┌──

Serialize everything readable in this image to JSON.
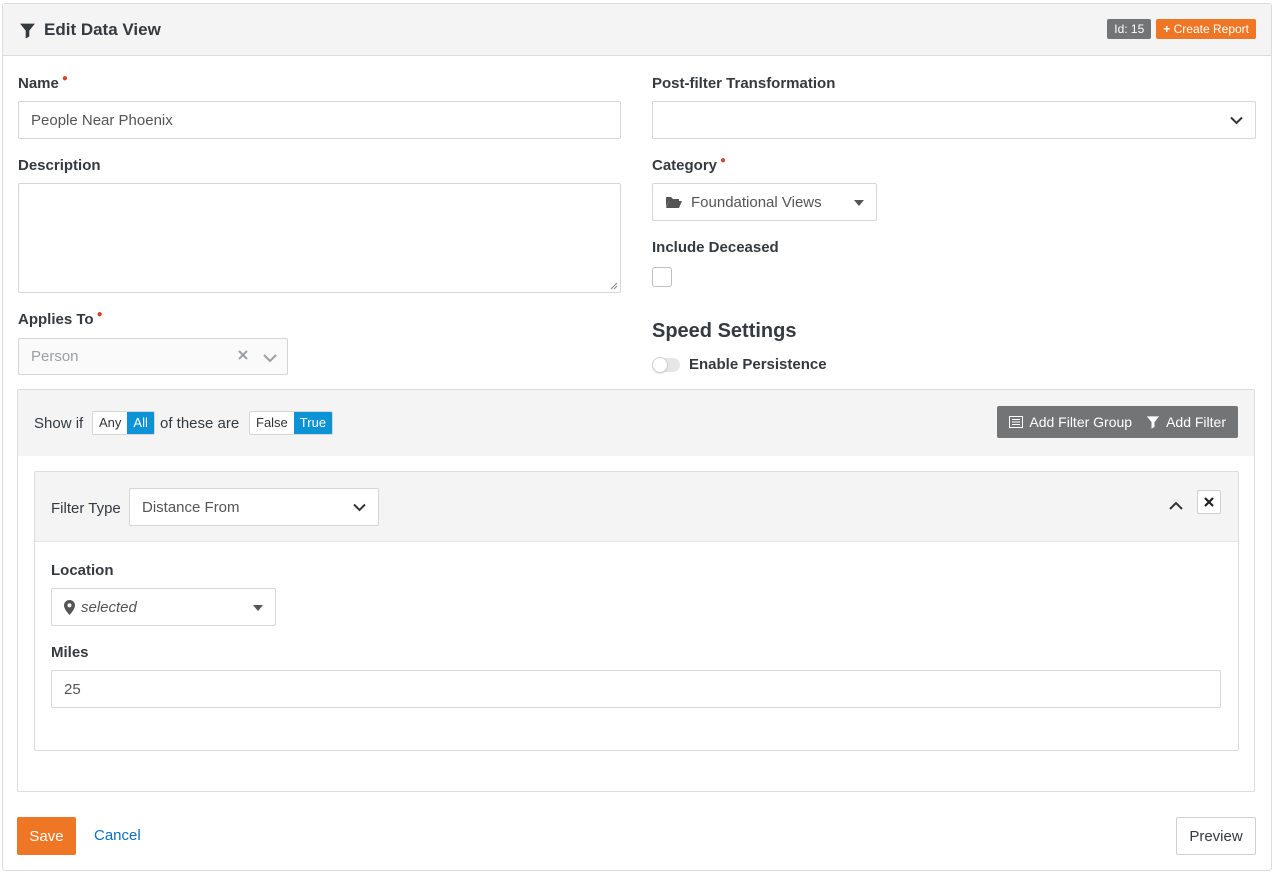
{
  "header": {
    "title": "Edit Data View",
    "id_badge": "Id: 15",
    "create_report_label": "Create Report",
    "icons": [
      "filter-icon",
      "plus-icon"
    ]
  },
  "form": {
    "name_label": "Name",
    "name_value": "People Near Phoenix",
    "description_label": "Description",
    "description_value": "",
    "applies_to_label": "Applies To",
    "applies_to_value": "Person",
    "post_filter_label": "Post-filter Transformation",
    "post_filter_value": "",
    "category_label": "Category",
    "category_value": "Foundational Views",
    "include_deceased_label": "Include Deceased",
    "include_deceased_checked": false,
    "speed_settings_title": "Speed Settings",
    "enable_persistence_label": "Enable Persistence",
    "enable_persistence_on": false
  },
  "filters": {
    "show_if_label": "Show if",
    "any_label": "Any",
    "all_label": "All",
    "selected_match": "All",
    "of_these_are_label": "of these are",
    "false_label": "False",
    "true_label": "True",
    "selected_truth": "True",
    "add_filter_group_label": "Add Filter Group",
    "add_filter_label": "Add Filter",
    "filter": {
      "type_label": "Filter Type",
      "type_value": "Distance From",
      "location_label": "Location",
      "location_value": "selected",
      "miles_label": "Miles",
      "miles_value": "25"
    }
  },
  "footer": {
    "save_label": "Save",
    "cancel_label": "Cancel",
    "preview_label": "Preview"
  },
  "colors": {
    "accent_orange": "#ee7625",
    "accent_blue": "#0b93d5",
    "button_gray": "#737475",
    "required_red": "#d4442e",
    "link_blue": "#0b6fc0"
  }
}
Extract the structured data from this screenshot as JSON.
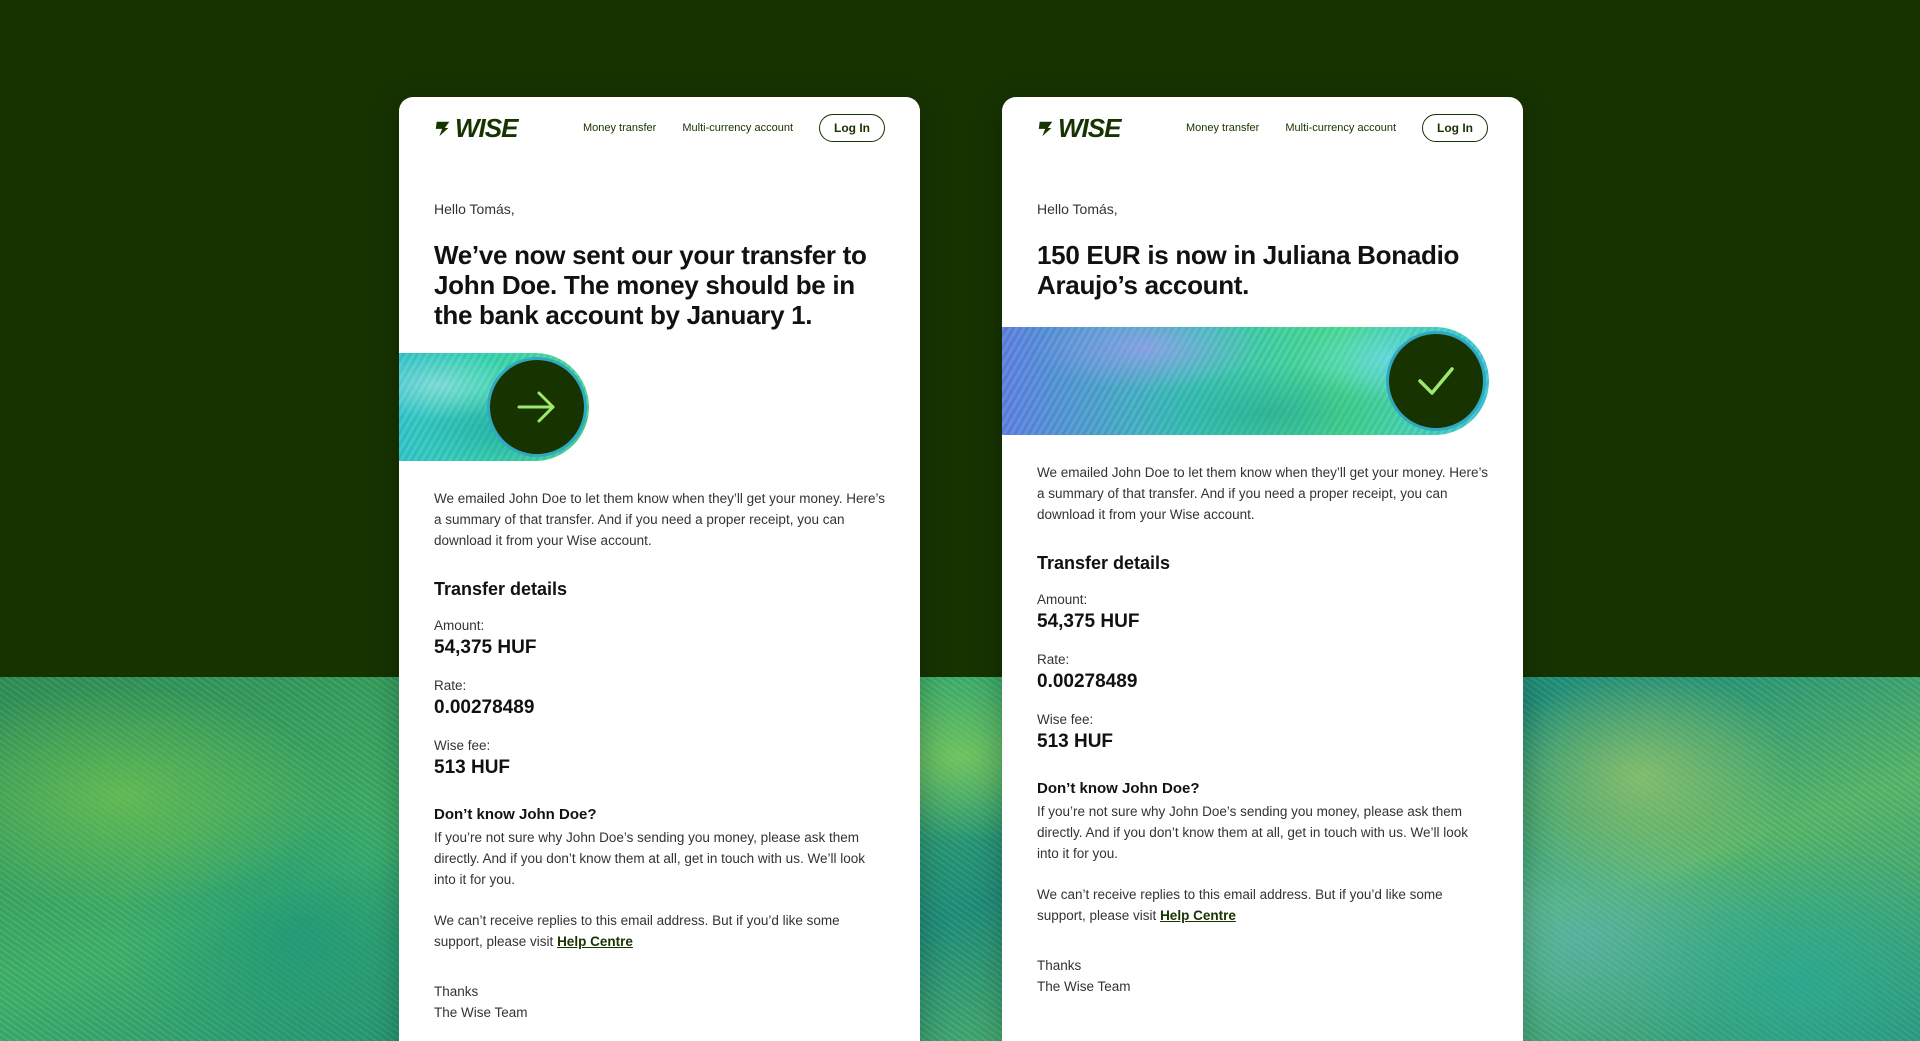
{
  "brand": {
    "logo_text": "WISE",
    "color": "#163300",
    "accent": "#9fe870"
  },
  "nav": {
    "links": [
      "Money transfer",
      "Multi-currency account"
    ],
    "login_label": "Log In"
  },
  "cards": [
    {
      "greeting": "Hello Tomás,",
      "headline": "We’ve now sent our your transfer to John Doe. The money should be in the bank account by January 1.",
      "status_icon": "arrow-right-icon",
      "intro": "We emailed John Doe to let them know when they’ll get your money. Here’s a summary of that transfer. And if you need a proper receipt, you can download it from your Wise account.",
      "details_title": "Transfer details",
      "details": [
        {
          "label": "Amount:",
          "value": "54,375 HUF"
        },
        {
          "label": "Rate:",
          "value": "0.00278489"
        },
        {
          "label": "Wise fee:",
          "value": "513 HUF"
        }
      ],
      "unknown_title": "Don’t know John Doe?",
      "unknown_text": "If you’re not sure why John Doe’s sending you money, please ask them directly. And if you don’t know them at all, get in touch with us. We’ll look into it for you.",
      "support_text": "We can’t receive replies to this email address. But if you’d like some support, please visit ",
      "support_link": "Help Centre",
      "thanks": "Thanks",
      "signature": "The Wise Team"
    },
    {
      "greeting": "Hello Tomás,",
      "headline": "150 EUR is now in Juliana Bonadio Araujo’s account.",
      "status_icon": "checkmark-icon",
      "intro": "We emailed John Doe to let them know when they’ll get your money. Here’s a summary of that transfer. And if you need a proper receipt, you can download it from your Wise account.",
      "details_title": "Transfer details",
      "details": [
        {
          "label": "Amount:",
          "value": "54,375 HUF"
        },
        {
          "label": "Rate:",
          "value": "0.00278489"
        },
        {
          "label": "Wise fee:",
          "value": "513 HUF"
        }
      ],
      "unknown_title": "Don’t know John Doe?",
      "unknown_text": "If you’re not sure why John Doe’s sending you money, please ask them directly. And if you don’t know them at all, get in touch with us. We’ll look into it for you.",
      "support_text": "We can’t receive replies to this email address. But if you’d like some support, please visit ",
      "support_link": "Help Centre",
      "thanks": "Thanks",
      "signature": "The Wise Team"
    }
  ]
}
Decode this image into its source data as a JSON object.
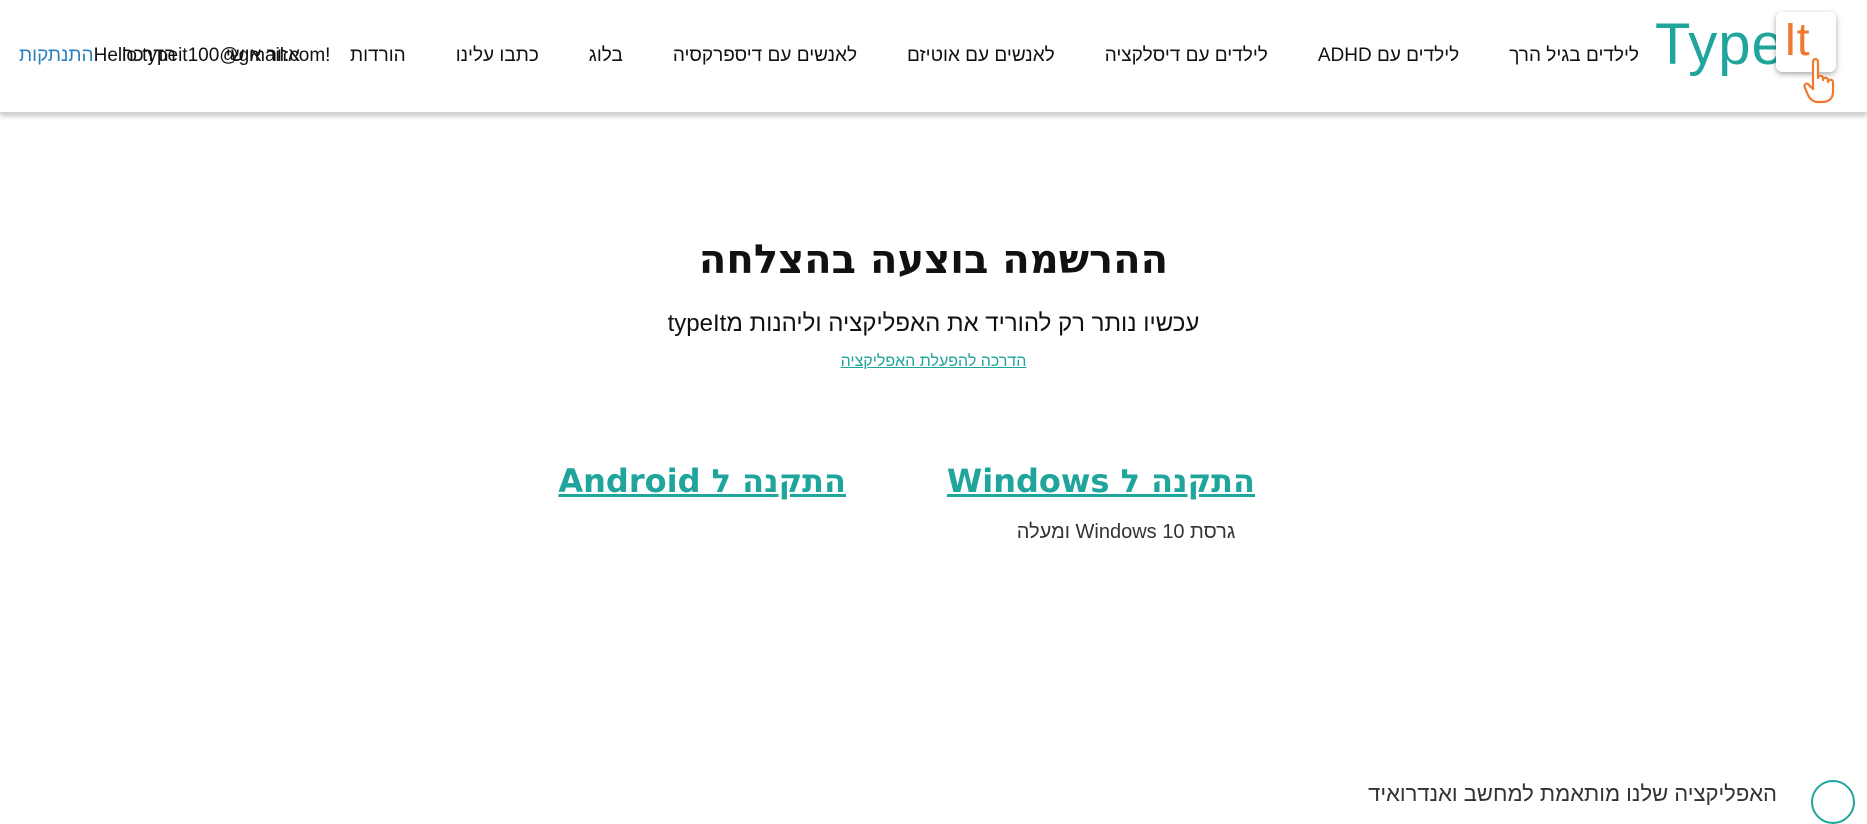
{
  "header": {
    "logo": {
      "type_text": "Type",
      "key_text": "It"
    },
    "nav": [
      {
        "label": "לילדים בגיל הרך"
      },
      {
        "label": "לילדים עם ADHD"
      },
      {
        "label": "לילדים עם דיסלקציה"
      },
      {
        "label": "לאנשים עם אוטיזם"
      },
      {
        "label": "לאנשים עם דיספרקסיה"
      },
      {
        "label": "בלוג"
      },
      {
        "label": "כתבו עלינו"
      },
      {
        "label": "הורדות"
      },
      {
        "label": "אזור אישי"
      },
      {
        "label": "הדרכה"
      }
    ],
    "user": {
      "greeting": "Hello typeit100@gmail.com!",
      "logout_label": "התנתקות"
    }
  },
  "main": {
    "title": "ההרשמה בוצעה בהצלחה",
    "subtitle": "עכשיו נותר רק להוריד את האפליקציה וליהנות מtypeIt",
    "guide_link": "הדרכה להפעלת האפליקציה",
    "install_windows": "התקנה ל Windows",
    "windows_note": "גרסת Windows 10 ומעלה",
    "install_android": "התקנה ל Android"
  },
  "footer_peek": {
    "text": "האפליקציה שלנו מותאמת למחשב ואנדרואיד"
  },
  "colors": {
    "accent": "#1fa59b",
    "logo_orange": "#ef7a2f",
    "logout_link": "#2a7fc0"
  }
}
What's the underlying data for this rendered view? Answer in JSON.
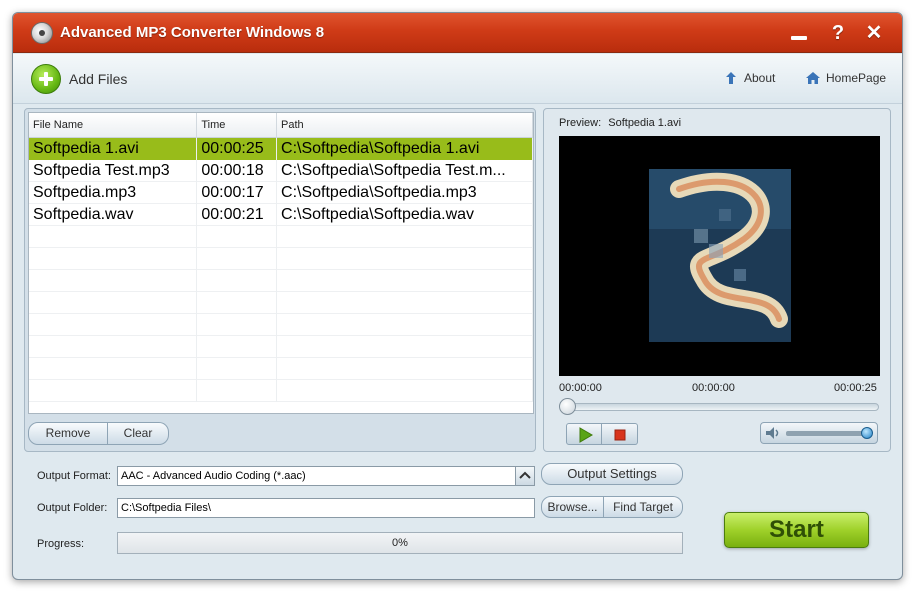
{
  "window": {
    "title": "Advanced MP3 Converter Windows 8",
    "app_icon": "cd-icon",
    "controls": {
      "minimize_icon": "minimize-icon",
      "help_label": "?",
      "close_label": "✕"
    }
  },
  "toolbar": {
    "add_files_label": "Add Files",
    "add_files_icon": "plus-icon",
    "about_label": "About",
    "homepage_label": "HomePage"
  },
  "file_list": {
    "columns": [
      "File Name",
      "Time",
      "Path"
    ],
    "rows": [
      {
        "name": "Softpedia 1.avi",
        "time": "00:00:25",
        "path": "C:\\Softpedia\\Softpedia 1.avi",
        "selected": true
      },
      {
        "name": "Softpedia Test.mp3",
        "time": "00:00:18",
        "path": "C:\\Softpedia\\Softpedia Test.m...",
        "selected": false
      },
      {
        "name": "Softpedia.mp3",
        "time": "00:00:17",
        "path": "C:\\Softpedia\\Softpedia.mp3",
        "selected": false
      },
      {
        "name": "Softpedia.wav",
        "time": "00:00:21",
        "path": "C:\\Softpedia\\Softpedia.wav",
        "selected": false
      }
    ],
    "remove_label": "Remove",
    "clear_label": "Clear"
  },
  "preview": {
    "label": "Preview:",
    "file": "Softpedia 1.avi",
    "time_start": "00:00:00",
    "time_current": "00:00:00",
    "time_end": "00:00:25",
    "seek_fraction": 0,
    "volume_fraction": 1.0
  },
  "output": {
    "format_label": "Output Format:",
    "format_value": "AAC - Advanced Audio Coding (*.aac)",
    "settings_label": "Output Settings",
    "folder_label": "Output Folder:",
    "folder_value": "C:\\Softpedia Files\\",
    "browse_label": "Browse...",
    "find_target_label": "Find Target",
    "progress_label": "Progress:",
    "progress_text": "0%",
    "progress_fraction": 0
  },
  "start_label": "Start",
  "colors": {
    "titlebar": "#cf3b17",
    "selected_row": "#98bc1a",
    "start_button": "#9fd12a"
  }
}
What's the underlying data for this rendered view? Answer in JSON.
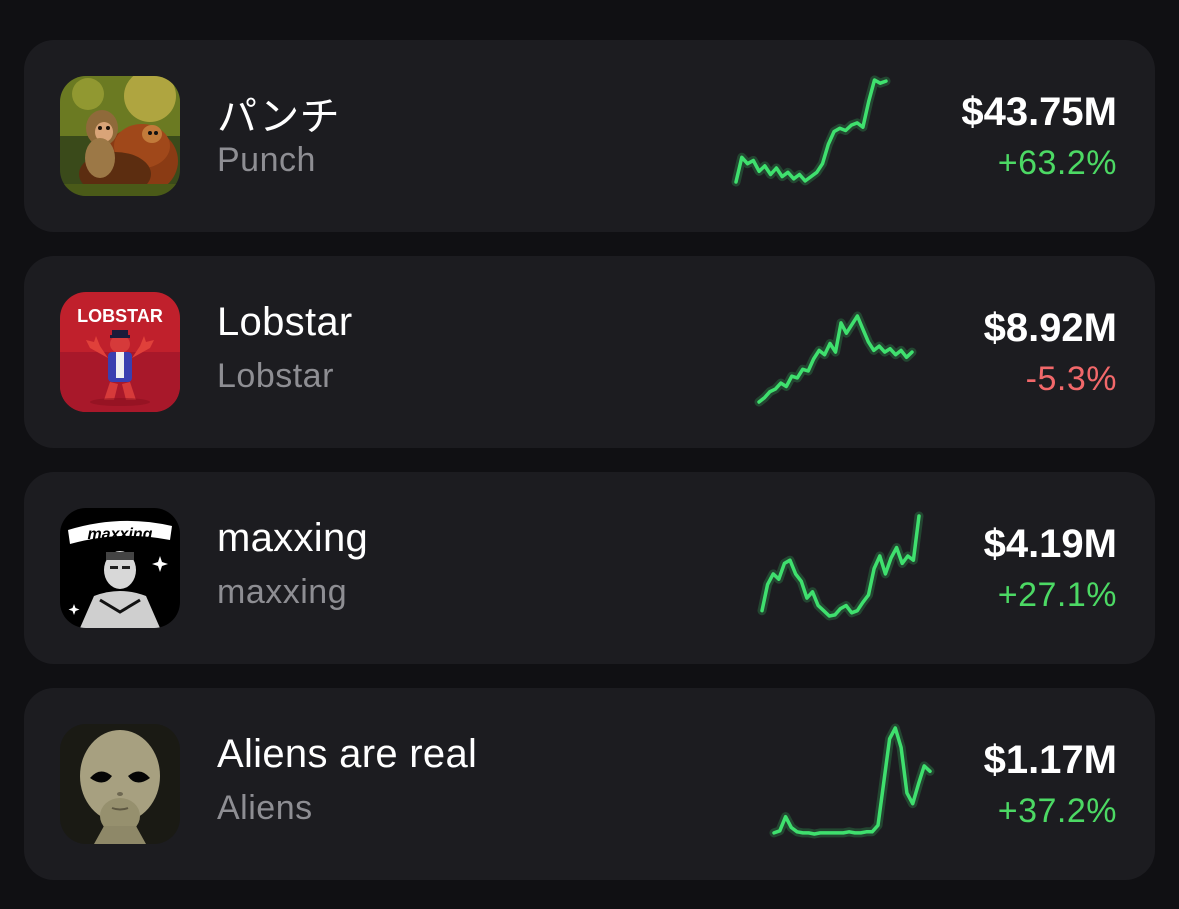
{
  "colors": {
    "background": "#101013",
    "card": "#1c1c20",
    "positive": "#4cd964",
    "negative": "#f2686a",
    "sparkline": "#3fe06e",
    "secondary_text": "#8e8e93"
  },
  "tokens": [
    {
      "name": "パンチ",
      "ticker": "Punch",
      "market_cap": "$43.75M",
      "change": "+63.2%",
      "direction": "up",
      "avatar": "monkey-in-jungle-avatar",
      "sparkline": [
        5,
        28,
        22,
        25,
        15,
        20,
        12,
        18,
        10,
        14,
        8,
        12,
        6,
        10,
        14,
        22,
        40,
        52,
        55,
        53,
        58,
        60,
        56,
        80,
        100,
        97,
        99
      ]
    },
    {
      "name": "Lobstar",
      "ticker": "Lobstar",
      "market_cap": "$8.92M",
      "change": "-5.3%",
      "direction": "down",
      "avatar": "lobstar-mascot-avatar",
      "sparkline": [
        0,
        5,
        12,
        15,
        22,
        18,
        30,
        28,
        38,
        36,
        50,
        60,
        55,
        68,
        58,
        92,
        80,
        90,
        100,
        85,
        70,
        60,
        65,
        58,
        62,
        55,
        60,
        52,
        58
      ]
    },
    {
      "name": "maxxing",
      "ticker": "maxxing",
      "market_cap": "$4.19M",
      "change": "+27.1%",
      "direction": "up",
      "avatar": "maxxing-portrait-avatar",
      "sparkline": [
        10,
        35,
        45,
        40,
        55,
        58,
        45,
        38,
        22,
        28,
        15,
        10,
        5,
        6,
        12,
        15,
        8,
        10,
        18,
        25,
        50,
        62,
        45,
        60,
        70,
        55,
        62,
        58,
        100
      ]
    },
    {
      "name": "Aliens are real",
      "ticker": "Aliens",
      "market_cap": "$1.17M",
      "change": "+37.2%",
      "direction": "up",
      "avatar": "alien-portrait-avatar",
      "sparkline": [
        3,
        5,
        18,
        8,
        4,
        3,
        3,
        2,
        3,
        3,
        3,
        3,
        3,
        4,
        3,
        3,
        4,
        4,
        10,
        50,
        90,
        100,
        82,
        40,
        30,
        48,
        65,
        60
      ]
    }
  ]
}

└──

Search the entries for the word "portrait" and gather every line where it appears.

      "avatar": "maxxing-portrait-avatar",
      "avatar": "alien-portrait-avatar",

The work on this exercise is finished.